--- BEGIN Supplied data ---
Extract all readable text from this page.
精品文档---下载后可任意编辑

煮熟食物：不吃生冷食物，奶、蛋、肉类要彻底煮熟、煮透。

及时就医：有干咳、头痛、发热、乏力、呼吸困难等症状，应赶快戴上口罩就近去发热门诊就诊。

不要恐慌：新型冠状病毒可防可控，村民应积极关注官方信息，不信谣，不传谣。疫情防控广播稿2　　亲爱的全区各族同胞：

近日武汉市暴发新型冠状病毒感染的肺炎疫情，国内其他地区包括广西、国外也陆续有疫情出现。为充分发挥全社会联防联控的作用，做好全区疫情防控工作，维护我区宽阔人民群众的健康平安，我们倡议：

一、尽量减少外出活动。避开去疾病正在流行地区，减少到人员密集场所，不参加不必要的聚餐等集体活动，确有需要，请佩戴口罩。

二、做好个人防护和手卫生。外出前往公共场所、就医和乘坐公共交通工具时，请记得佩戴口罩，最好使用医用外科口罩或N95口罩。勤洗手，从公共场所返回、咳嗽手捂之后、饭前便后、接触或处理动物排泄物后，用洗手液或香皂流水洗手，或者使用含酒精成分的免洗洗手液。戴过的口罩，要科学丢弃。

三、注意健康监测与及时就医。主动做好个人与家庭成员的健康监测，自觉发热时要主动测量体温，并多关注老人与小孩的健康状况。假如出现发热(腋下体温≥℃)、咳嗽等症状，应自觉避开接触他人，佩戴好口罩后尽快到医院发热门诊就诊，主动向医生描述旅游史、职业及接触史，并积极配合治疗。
--- END Supplied data ---
## Job:
Please output every record, keeping each line exact.

## Full answer:
Extract all readable text from this page.
精品文档---下载后可任意编辑

煮熟食物：不吃生冷食物，奶、蛋、肉类要彻底煮熟、煮透。

及时就医：有干咳、头痛、发热、乏力、呼吸困难等症状，应赶快戴上口罩就近去发热门诊就诊。

不要恐慌：新型冠状病毒可防可控，村民应积极关注官方信息，不信谣，不传谣。疫情防控广播稿2　　亲爱的全区各族同胞：

近日武汉市暴发新型冠状病毒感染的肺炎疫情，国内其他地区包括广西、国外也陆续有疫情出现。为充分发挥全社会联防联控的作用，做好全区疫情防控工作，维护我区宽阔人民群众的健康平安，我们倡议：

一、尽量减少外出活动。避开去疾病正在流行地区，减少到人员密集场所，不参加不必要的聚餐等集体活动，确有需要，请佩戴口罩。

二、做好个人防护和手卫生。外出前往公共场所、就医和乘坐公共交通工具时，请记得佩戴口罩，最好使用医用外科口罩或N95口罩。勤洗手，从公共场所返回、咳嗽手捂之后、饭前便后、接触或处理动物排泄物后，用洗手液或香皂流水洗手，或者使用含酒精成分的免洗洗手液。戴过的口罩，要科学丢弃。

三、注意健康监测与及时就医。主动做好个人与家庭成员的健康监测，自觉发热时要主动测量体温，并多关注老人与小孩的健康状况。假如出现发热(腋下体温≥℃)、咳嗽等症状，应自觉避开接触他人，佩戴好口罩后尽快到医院发热门诊就诊，主动向医生描述旅游史、职业及接触史，并积极配合治疗。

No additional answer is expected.